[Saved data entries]
^^^^^^^^
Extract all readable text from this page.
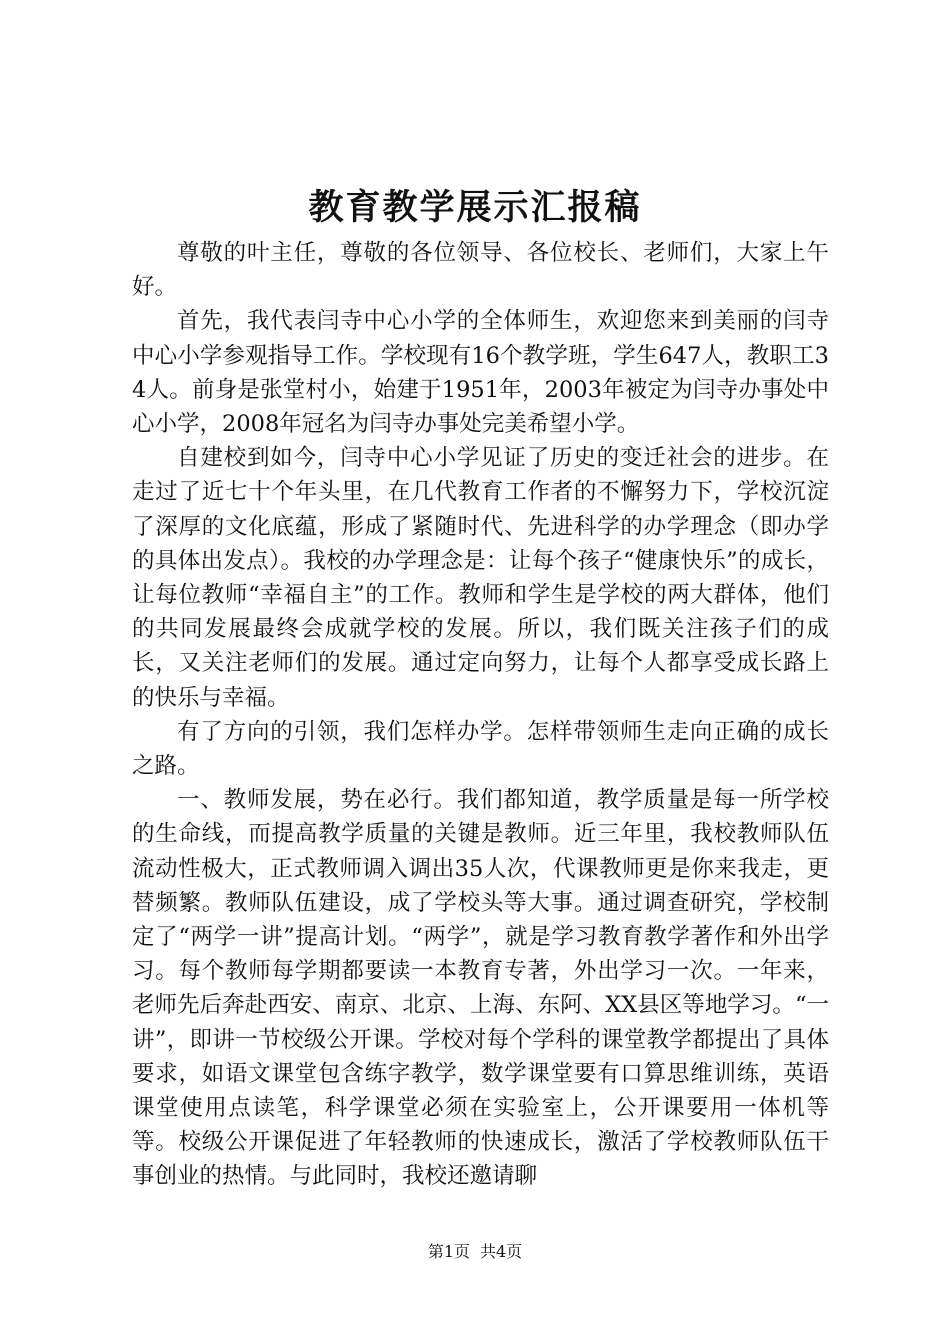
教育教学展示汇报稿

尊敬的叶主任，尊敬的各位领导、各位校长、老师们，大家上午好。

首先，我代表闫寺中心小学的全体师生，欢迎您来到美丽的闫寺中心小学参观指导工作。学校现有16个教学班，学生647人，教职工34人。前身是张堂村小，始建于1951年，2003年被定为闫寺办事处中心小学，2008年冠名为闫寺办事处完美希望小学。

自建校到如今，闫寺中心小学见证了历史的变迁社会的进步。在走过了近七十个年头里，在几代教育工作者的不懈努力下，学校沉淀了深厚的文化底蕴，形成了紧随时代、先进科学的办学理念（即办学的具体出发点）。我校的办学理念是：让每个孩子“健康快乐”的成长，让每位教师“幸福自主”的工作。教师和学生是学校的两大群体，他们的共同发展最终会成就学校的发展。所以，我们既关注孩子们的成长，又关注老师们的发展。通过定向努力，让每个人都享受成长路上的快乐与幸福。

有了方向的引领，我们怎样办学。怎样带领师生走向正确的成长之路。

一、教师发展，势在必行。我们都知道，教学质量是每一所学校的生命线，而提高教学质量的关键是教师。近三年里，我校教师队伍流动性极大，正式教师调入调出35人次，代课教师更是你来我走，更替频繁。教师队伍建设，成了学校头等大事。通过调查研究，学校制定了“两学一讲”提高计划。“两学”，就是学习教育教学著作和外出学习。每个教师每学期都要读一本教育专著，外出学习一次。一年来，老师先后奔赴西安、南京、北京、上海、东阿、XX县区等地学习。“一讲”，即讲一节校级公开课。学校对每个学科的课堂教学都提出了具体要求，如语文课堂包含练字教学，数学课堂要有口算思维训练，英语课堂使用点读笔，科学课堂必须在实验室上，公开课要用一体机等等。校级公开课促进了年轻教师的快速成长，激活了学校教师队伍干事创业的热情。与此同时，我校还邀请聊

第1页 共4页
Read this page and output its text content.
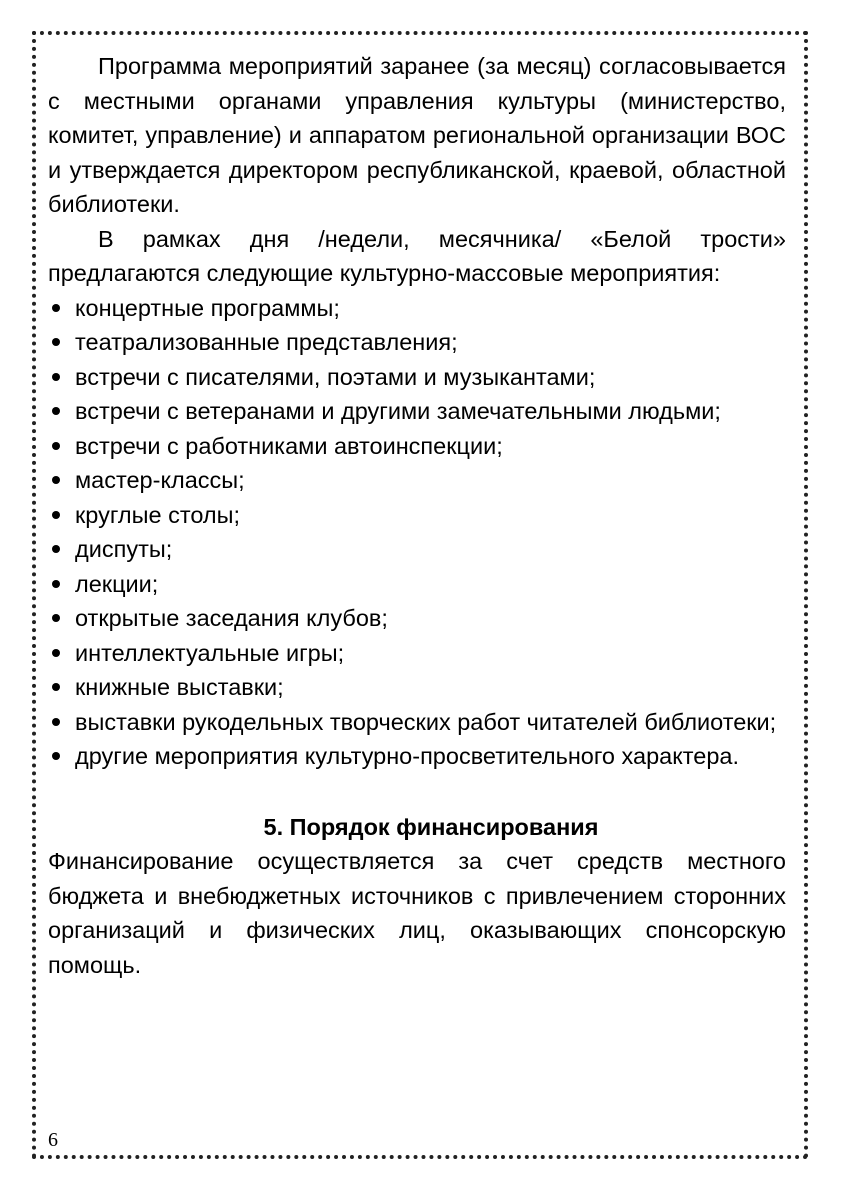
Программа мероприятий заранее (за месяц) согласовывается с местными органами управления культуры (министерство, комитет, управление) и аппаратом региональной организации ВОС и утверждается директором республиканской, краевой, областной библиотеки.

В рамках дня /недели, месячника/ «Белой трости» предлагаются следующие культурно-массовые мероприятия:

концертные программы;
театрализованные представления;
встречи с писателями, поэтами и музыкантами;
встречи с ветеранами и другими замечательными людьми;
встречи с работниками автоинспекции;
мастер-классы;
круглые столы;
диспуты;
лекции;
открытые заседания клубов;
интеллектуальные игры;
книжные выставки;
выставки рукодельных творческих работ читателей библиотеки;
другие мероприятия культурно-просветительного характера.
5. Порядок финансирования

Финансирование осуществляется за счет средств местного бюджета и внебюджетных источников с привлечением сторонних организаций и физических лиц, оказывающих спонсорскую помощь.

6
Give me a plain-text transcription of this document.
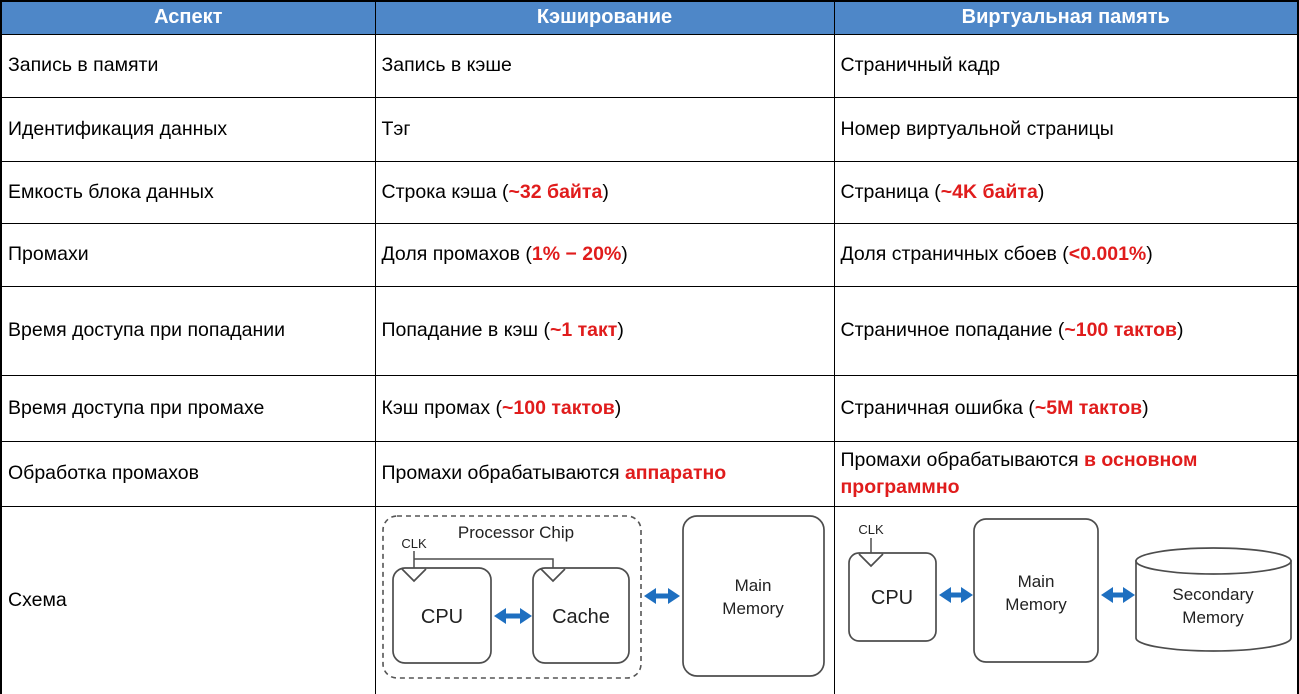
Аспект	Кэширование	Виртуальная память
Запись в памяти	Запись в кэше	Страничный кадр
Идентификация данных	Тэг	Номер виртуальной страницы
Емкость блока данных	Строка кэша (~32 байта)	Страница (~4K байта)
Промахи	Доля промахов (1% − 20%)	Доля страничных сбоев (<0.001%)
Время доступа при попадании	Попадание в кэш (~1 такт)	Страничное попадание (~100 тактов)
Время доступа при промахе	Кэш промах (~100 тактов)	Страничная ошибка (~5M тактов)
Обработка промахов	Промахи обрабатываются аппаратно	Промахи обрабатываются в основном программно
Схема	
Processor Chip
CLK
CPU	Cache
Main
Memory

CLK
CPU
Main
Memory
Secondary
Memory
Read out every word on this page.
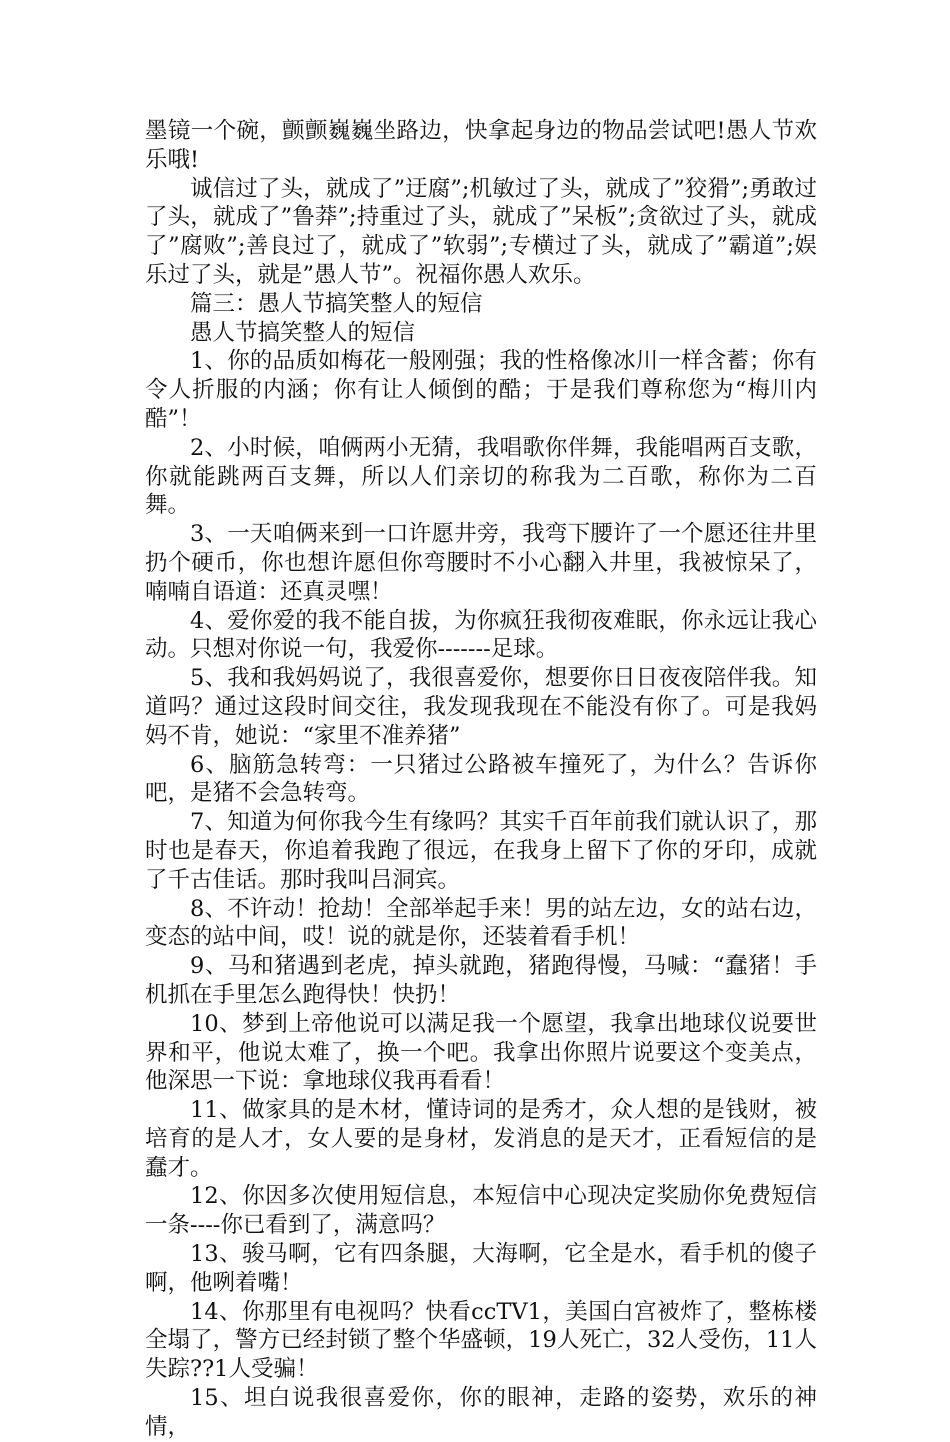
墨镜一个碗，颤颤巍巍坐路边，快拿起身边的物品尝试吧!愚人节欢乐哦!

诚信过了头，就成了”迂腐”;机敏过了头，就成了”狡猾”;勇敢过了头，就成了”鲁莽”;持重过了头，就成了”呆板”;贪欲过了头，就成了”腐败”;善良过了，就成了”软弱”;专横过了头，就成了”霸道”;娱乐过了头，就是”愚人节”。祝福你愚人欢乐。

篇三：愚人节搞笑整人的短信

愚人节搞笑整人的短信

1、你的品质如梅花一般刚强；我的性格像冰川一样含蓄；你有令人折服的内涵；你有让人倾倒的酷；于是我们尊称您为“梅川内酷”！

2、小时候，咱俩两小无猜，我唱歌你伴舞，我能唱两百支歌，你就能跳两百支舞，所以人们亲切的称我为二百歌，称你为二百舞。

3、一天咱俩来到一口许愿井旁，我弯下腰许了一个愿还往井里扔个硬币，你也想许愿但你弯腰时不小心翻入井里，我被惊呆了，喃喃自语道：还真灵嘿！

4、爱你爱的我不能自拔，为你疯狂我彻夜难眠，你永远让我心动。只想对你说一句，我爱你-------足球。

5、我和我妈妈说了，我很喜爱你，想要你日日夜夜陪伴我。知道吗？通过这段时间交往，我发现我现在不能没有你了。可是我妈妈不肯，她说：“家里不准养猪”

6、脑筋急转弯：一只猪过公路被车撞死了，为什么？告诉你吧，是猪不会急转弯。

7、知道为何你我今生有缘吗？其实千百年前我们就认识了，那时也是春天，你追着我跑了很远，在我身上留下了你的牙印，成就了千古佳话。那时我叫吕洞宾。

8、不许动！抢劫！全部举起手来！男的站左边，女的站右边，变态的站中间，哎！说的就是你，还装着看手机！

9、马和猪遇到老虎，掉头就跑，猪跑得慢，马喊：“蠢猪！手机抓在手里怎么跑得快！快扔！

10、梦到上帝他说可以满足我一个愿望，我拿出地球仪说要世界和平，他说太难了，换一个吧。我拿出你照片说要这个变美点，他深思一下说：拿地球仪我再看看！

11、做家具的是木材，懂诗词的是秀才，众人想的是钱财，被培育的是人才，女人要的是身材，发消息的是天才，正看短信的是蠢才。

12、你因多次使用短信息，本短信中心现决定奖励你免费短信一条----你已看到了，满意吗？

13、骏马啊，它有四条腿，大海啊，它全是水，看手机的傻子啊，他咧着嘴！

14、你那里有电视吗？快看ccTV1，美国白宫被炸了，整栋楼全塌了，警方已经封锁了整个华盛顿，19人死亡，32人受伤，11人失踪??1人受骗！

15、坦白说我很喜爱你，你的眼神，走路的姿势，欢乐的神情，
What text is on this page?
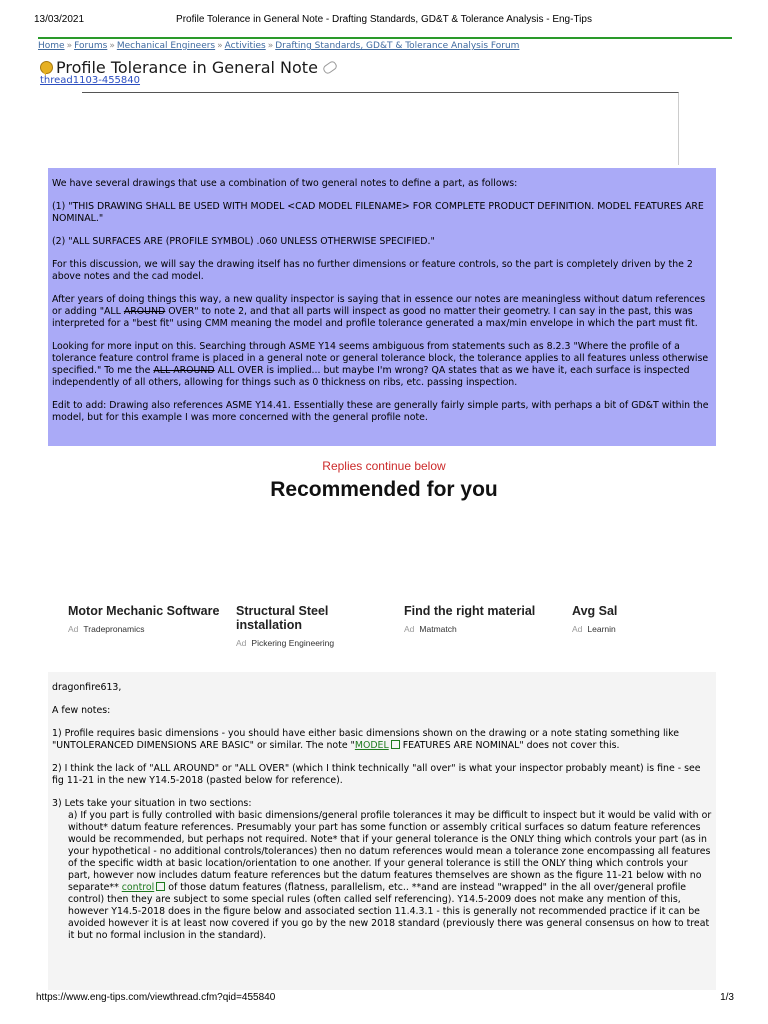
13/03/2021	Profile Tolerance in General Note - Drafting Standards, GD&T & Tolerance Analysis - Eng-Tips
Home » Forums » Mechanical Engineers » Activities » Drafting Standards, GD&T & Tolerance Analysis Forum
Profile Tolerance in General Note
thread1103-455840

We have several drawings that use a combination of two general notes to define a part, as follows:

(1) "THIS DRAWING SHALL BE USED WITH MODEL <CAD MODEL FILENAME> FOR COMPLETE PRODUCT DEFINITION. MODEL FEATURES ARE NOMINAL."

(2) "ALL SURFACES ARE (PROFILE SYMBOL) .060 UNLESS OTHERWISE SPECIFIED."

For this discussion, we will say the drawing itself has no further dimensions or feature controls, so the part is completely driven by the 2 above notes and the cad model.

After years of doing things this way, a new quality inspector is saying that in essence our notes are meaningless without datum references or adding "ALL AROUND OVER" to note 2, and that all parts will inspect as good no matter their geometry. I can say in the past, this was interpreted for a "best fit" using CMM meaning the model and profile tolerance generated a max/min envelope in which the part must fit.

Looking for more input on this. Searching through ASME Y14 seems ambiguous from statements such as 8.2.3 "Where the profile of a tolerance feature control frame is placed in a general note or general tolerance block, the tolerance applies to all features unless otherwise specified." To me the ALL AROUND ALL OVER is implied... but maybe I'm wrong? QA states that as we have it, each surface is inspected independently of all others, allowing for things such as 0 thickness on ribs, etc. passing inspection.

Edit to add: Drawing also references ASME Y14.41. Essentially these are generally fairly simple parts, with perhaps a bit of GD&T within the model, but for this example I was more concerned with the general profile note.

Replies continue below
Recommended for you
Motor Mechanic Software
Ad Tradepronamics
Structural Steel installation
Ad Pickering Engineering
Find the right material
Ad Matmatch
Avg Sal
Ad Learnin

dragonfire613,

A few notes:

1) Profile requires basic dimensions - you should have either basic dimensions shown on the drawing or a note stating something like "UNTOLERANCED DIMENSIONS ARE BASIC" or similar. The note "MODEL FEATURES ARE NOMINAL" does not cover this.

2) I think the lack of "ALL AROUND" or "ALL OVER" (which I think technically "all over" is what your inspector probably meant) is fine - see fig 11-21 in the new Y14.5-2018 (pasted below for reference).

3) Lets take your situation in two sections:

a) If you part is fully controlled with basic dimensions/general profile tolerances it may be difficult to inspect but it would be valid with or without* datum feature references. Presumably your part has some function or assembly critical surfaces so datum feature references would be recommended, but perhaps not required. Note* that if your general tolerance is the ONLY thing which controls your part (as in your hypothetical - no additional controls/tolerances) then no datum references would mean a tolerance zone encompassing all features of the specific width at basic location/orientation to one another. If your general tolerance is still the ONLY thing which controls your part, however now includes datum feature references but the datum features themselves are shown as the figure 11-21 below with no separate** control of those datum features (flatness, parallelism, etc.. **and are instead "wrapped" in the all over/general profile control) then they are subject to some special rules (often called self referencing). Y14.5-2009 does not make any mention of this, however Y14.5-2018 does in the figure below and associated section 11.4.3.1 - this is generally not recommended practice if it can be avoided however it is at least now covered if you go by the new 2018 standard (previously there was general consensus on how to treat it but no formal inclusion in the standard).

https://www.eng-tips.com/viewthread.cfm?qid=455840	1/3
^^^^^^^^
Report the number of lines in the entries above that include the string "datum". Give nothing but the number.

2